• [Set task a] According to the FAQ, how does FeeSorted initially order the providers?

• [Page]
· · · · ·
FAQ

Select the most relevant section, or browse the whole FAQ.

How it works

How does FeeSorted initially order the providers?

Once you answer the comparison questions, providers are sorted by the selected scenario's comparable fee rate from lowest to highest. You can also sort by provider name from the table header.

What is FeeSorted comparing?

It compares modelled platform costs across providers, plans, account types and stylised user scenarios. The goal is not one universal winner but to provide a clearer view of which platform best fits different types of investor.

Where does the data come from?

Primarily from each provider's own public material. We read what the provider publishes for retail customers: pricing pages, the canonical "Schedule of Charges" or "Rates and Charges" document, key-features documents, terms & conditions, foreign-exchange disclosures, cash-interest pages and linked FAQs that clarify fees or availability.

User feedback and public discussion can help us spot gaps or stale pages, but the modelled fee rule still needs to be traceable to a provider source or another clearly identified public source before it is used in the comparison.

What does AI do here?

Agentic AI helps us build provider-specific model code, generate account/scenario settings and audit the model output against the source evidence.

The public comparison itself is deterministic: the published snapshot runs the same scenarios through each provider model and tallies the ledger. AI does not pick winners, adjust rankings for commercial reasons or reinterpret the final table after the calculation.

What is a scenario?

A scenario is a stylised investor: a description of which wrapper they use (GIA, ISA or SIPP), how much they hold, how much cash they keep, how often they trade and what they hold. For example, two different scenarios may be:

ISA max saver. An adult drip-feeding GBP 1,666.67 a month into a diversified, mainly-equity portfolio inside a Stocks & Shares ISA, rebalanced once a year.

Larger SIPP holder. Someone with about GBP 150,000 in a SIPP, split across a handful of ETFs, contributing modestly and trading a couple of times a year.

For each scenario we ask the same question of every platform: how much would this pattern of behaviour cost on your terms, over a long horizon?
· · · · ·
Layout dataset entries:
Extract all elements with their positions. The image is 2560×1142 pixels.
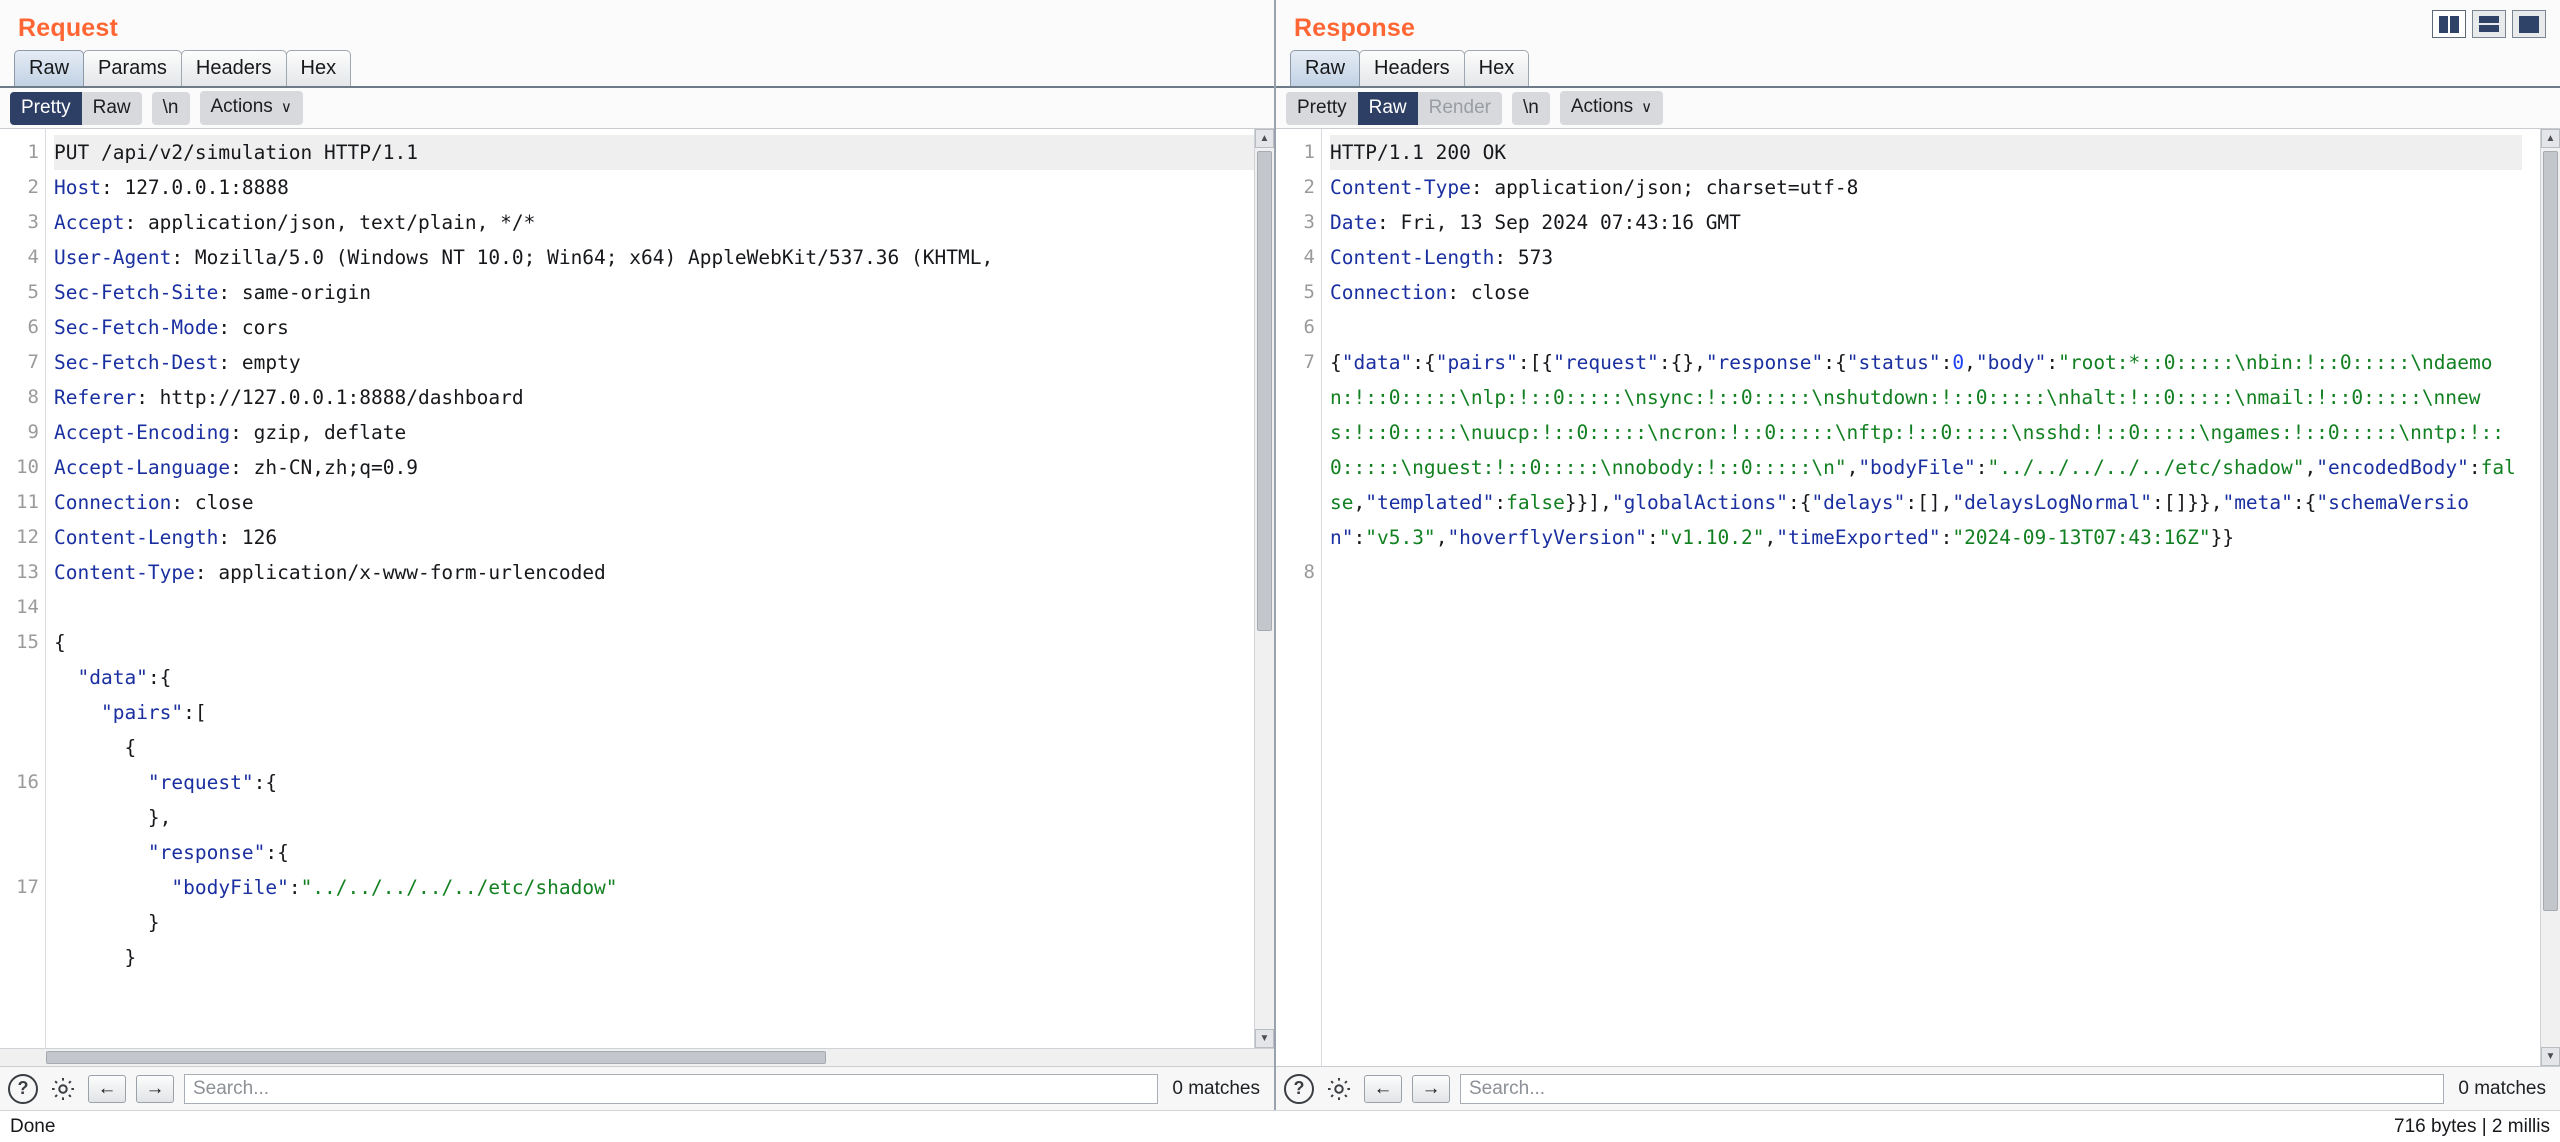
request-newline-button[interactable]: \n [151,91,190,125]
search-prev-button[interactable]: ← [1364,1074,1402,1103]
request-pretty-button[interactable]: Pretty [10,91,82,125]
request-line-numbers: 1 2 3 4 5 6 7 8 9 10 11 12 13 14 15 16 17 [0,129,46,1048]
request-tabs: Raw Params Headers Hex [0,50,1274,88]
request-view-mode-group: Pretty Raw [10,91,142,125]
layout-buttons [2432,10,2546,38]
horizontal-split-icon[interactable] [2472,10,2506,38]
status-right: 716 bytes | 2 millis [2394,1115,2550,1137]
search-next-button[interactable]: → [1412,1074,1450,1103]
response-actions-label: Actions [1570,96,1634,117]
request-hscroll-thumb[interactable] [46,1051,826,1064]
response-editor[interactable]: 1234567 8 HTTP/1.1 200 OK Content-Type: a… [1276,129,2540,1066]
chevron-down-icon: ∨ [280,99,292,116]
help-icon[interactable]: ? [1284,1073,1314,1104]
response-title: Response [1294,14,1416,42]
request-editor[interactable]: 1 2 3 4 5 6 7 8 9 10 11 12 13 14 15 16 17 PUT /api/v2/… [0,129,1254,1048]
request-match-count: 0 matches [1172,1077,1260,1099]
gear-icon[interactable] [48,1074,78,1104]
request-newline-group: \n [151,91,190,125]
scroll-down-icon[interactable]: ▼ [2541,1047,2560,1066]
scroll-up-icon[interactable]: ▲ [1255,129,1274,148]
scroll-down-icon[interactable]: ▼ [1255,1029,1274,1048]
response-vertical-scrollbar[interactable]: ▲ ▼ [2540,129,2560,1066]
response-search-bar: ? ← → 0 matches [1276,1066,2560,1110]
burp-message-editor: Request Raw Params Headers Hex Pretty Ra… [0,0,2560,1142]
vertical-split-icon[interactable] [2432,10,2466,38]
request-scroll-thumb[interactable] [1257,151,1272,631]
request-editor-area: 1 2 3 4 5 6 7 8 9 10 11 12 13 14 15 16 17 PUT /api/v2/… [0,128,1274,1048]
response-view-mode-group: Pretty Raw Render [1286,91,1502,125]
response-pane: Response Raw Headers Hex Pretty Raw Rend… [1276,0,2560,1110]
search-next-button[interactable]: → [136,1074,174,1103]
response-raw-button[interactable]: Raw [1357,91,1418,125]
response-tabs: Raw Headers Hex [1276,50,2560,88]
response-line-numbers: 1234567 8 [1276,129,1322,1066]
response-newline-group: \n [1511,91,1550,125]
chevron-down-icon: ∨ [1641,99,1653,116]
request-raw-button[interactable]: Raw [81,91,142,125]
request-actions-group: Actions ∨ [199,91,303,125]
request-vertical-scrollbar[interactable]: ▲ ▼ [1254,129,1274,1048]
request-search-bar: ? ← → 0 matches [0,1066,1274,1110]
response-actions-button[interactable]: Actions ∨ [1559,91,1664,125]
response-scroll-thumb[interactable] [2543,151,2558,911]
response-body-text[interactable]: HTTP/1.1 200 OK Content-Type: application… [1322,129,2540,1066]
request-actions-label: Actions [210,96,273,117]
tab-response-raw[interactable]: Raw [1290,50,1361,86]
request-pane: Request Raw Params Headers Hex Pretty Ra… [0,0,1276,1110]
request-horizontal-scrollbar[interactable] [0,1048,1274,1066]
tab-response-headers[interactable]: Headers [1359,50,1465,86]
tab-response-hex[interactable]: Hex [1463,50,1530,86]
request-toolbar: Pretty Raw \n Actions ∨ [0,88,1274,128]
tab-request-headers[interactable]: Headers [180,50,287,86]
response-newline-button[interactable]: \n [1511,91,1550,125]
response-match-count: 0 matches [2458,1077,2546,1099]
search-prev-button[interactable]: ← [88,1074,126,1103]
status-bar: Done 716 bytes | 2 millis [0,1110,2560,1142]
request-search-input[interactable] [184,1073,1159,1104]
response-render-button: Render [1417,91,1502,125]
request-title: Request [18,14,119,42]
response-pretty-button[interactable]: Pretty [1286,91,1358,125]
tab-request-params[interactable]: Params [83,50,182,86]
scroll-up-icon[interactable]: ▲ [2541,129,2560,148]
request-actions-button[interactable]: Actions ∨ [199,91,303,125]
single-pane-icon[interactable] [2512,10,2546,38]
status-left: Done [10,1115,56,1137]
response-search-input[interactable] [1460,1073,2445,1104]
split-panes: Request Raw Params Headers Hex Pretty Ra… [0,0,2560,1110]
tab-request-hex[interactable]: Hex [285,50,352,86]
response-toolbar: Pretty Raw Render \n Actions ∨ [1276,88,2560,128]
response-actions-group: Actions ∨ [1559,91,1664,125]
request-body-text[interactable]: PUT /api/v2/simulation HTTP/1.1 Host: 127… [46,129,1254,1048]
help-icon[interactable]: ? [8,1073,38,1104]
tab-request-raw[interactable]: Raw [14,50,85,86]
response-editor-area: 1234567 8 HTTP/1.1 200 OK Content-Type: a… [1276,128,2560,1066]
gear-icon[interactable] [1324,1074,1354,1104]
· · · · ·
• [Set task b] Please reproduce the entries from the line containing "request-newline-button[interactable]: \n [151,91,190,125]" down to the line containing "request-match-count: 0 matches", substituting "Hexadecimal" for "Hex" and leaving everything else unchanged.

• [Written solution a] By the selected scenario's comparable fee rate, from lowest to highest.

• [Written solution b]
request-newline-button[interactable]: \n [151,91,190,125]
search-prev-button[interactable]: ← [1364,1074,1402,1103]
request-pretty-button[interactable]: Pretty [10,91,82,125]
request-line-numbers: 1 2 3 4 5 6 7 8 9 10 11 12 13 14 15 16 17 [0,129,46,1048]
request-tabs: Raw Params Headers Hexadecimal [0,50,1274,88]
request-view-mode-group: Pretty Raw [10,91,142,125]
layout-buttons [2432,10,2546,38]
horizontal-split-icon[interactable] [2472,10,2506,38]
status-right: 716 bytes | 2 millis [2394,1115,2550,1137]
search-next-button[interactable]: → [1412,1074,1450,1103]
response-actions-label: Actions [1570,96,1634,117]
request-hscroll-thumb[interactable] [46,1051,826,1064]
response-editor[interactable]: 1234567 8 HTTP/1.1 200 OK Content-Type: a… [1276,129,2540,1066]
chevron-down-icon: ∨ [280,99,292,116]
help-icon[interactable]: ? [1284,1073,1314,1104]
response-title: Response [1294,14,1416,42]
request-editor[interactable]: 1 2 3 4 5 6 7 8 9 10 11 12 13 14 15 16 17 PUT /api/v2/… [0,129,1254,1048]
request-match-count: 0 matches [1172,1077,1260,1099]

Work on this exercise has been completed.